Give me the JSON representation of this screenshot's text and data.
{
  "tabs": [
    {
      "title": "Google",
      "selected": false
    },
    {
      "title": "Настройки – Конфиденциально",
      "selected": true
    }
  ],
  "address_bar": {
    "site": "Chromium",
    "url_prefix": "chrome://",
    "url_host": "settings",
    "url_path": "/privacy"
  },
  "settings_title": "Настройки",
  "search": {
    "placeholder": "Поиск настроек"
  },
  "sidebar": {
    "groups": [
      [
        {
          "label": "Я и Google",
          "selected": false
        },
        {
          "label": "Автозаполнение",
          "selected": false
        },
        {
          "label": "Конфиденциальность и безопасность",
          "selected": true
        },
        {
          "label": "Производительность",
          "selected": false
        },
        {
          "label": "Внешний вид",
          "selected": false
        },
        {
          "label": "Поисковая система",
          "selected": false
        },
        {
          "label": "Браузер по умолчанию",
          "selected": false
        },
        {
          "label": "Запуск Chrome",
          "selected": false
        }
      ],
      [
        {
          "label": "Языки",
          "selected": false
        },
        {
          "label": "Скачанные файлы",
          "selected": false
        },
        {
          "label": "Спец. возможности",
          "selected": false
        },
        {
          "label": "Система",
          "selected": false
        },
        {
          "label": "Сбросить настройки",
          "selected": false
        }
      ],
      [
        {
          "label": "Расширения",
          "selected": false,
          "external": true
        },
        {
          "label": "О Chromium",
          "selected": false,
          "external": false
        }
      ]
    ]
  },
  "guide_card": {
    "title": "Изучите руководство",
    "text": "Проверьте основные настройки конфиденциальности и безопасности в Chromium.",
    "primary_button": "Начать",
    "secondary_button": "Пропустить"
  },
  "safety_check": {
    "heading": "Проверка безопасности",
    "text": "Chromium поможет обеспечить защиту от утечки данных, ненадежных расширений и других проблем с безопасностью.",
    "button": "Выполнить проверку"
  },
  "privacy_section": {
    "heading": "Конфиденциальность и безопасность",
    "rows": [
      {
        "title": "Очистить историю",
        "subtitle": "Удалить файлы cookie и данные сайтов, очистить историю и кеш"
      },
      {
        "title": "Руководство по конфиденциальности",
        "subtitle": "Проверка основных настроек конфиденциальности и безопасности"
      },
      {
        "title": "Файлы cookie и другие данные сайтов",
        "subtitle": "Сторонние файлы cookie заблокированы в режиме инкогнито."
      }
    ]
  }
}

----

● **Exercise aim**: Reproduce each record exactly, leaving nothing out.

● **Complete output**:
Give me the JSON representation of this screenshot's text and data.
{
  "tabs": [
    {
      "title": "Google",
      "selected": false
    },
    {
      "title": "Настройки – Конфиденциально",
      "selected": true
    }
  ],
  "address_bar": {
    "site": "Chromium",
    "url_prefix": "chrome://",
    "url_host": "settings",
    "url_path": "/privacy"
  },
  "settings_title": "Настройки",
  "search": {
    "placeholder": "Поиск настроек"
  },
  "sidebar": {
    "groups": [
      [
        {
          "label": "Я и Google",
          "selected": false
        },
        {
          "label": "Автозаполнение",
          "selected": false
        },
        {
          "label": "Конфиденциальность и безопасность",
          "selected": true
        },
        {
          "label": "Производительность",
          "selected": false
        },
        {
          "label": "Внешний вид",
          "selected": false
        },
        {
          "label": "Поисковая система",
          "selected": false
        },
        {
          "label": "Браузер по умолчанию",
          "selected": false
        },
        {
          "label": "Запуск Chrome",
          "selected": false
        }
      ],
      [
        {
          "label": "Языки",
          "selected": false
        },
        {
          "label": "Скачанные файлы",
          "selected": false
        },
        {
          "label": "Спец. возможности",
          "selected": false
        },
        {
          "label": "Система",
          "selected": false
        },
        {
          "label": "Сбросить настройки",
          "selected": false
        }
      ],
      [
        {
          "label": "Расширения",
          "selected": false,
          "external": true
        },
        {
          "label": "О Chromium",
          "selected": false,
          "external": false
        }
      ]
    ]
  },
  "guide_card": {
    "title": "Изучите руководство",
    "text": "Проверьте основные настройки конфиденциальности и безопасности в Chromium.",
    "primary_button": "Начать",
    "secondary_button": "Пропустить"
  },
  "safety_check": {
    "heading": "Проверка безопасности",
    "text": "Chromium поможет обеспечить защиту от утечки данных, ненадежных расширений и других проблем с безопасностью.",
    "button": "Выполнить проверку"
  },
  "privacy_section": {
    "heading": "Конфиденциальность и безопасность",
    "rows": [
      {
        "title": "Очистить историю",
        "subtitle": "Удалить файлы cookie и данные сайтов, очистить историю и кеш"
      },
      {
        "title": "Руководство по конфиденциальности",
        "subtitle": "Проверка основных настроек конфиденциальности и безопасности"
      },
      {
        "title": "Файлы cookie и другие данные сайтов",
        "subtitle": "Сторонние файлы cookie заблокированы в режиме инкогнито."
      }
    ]
  }
}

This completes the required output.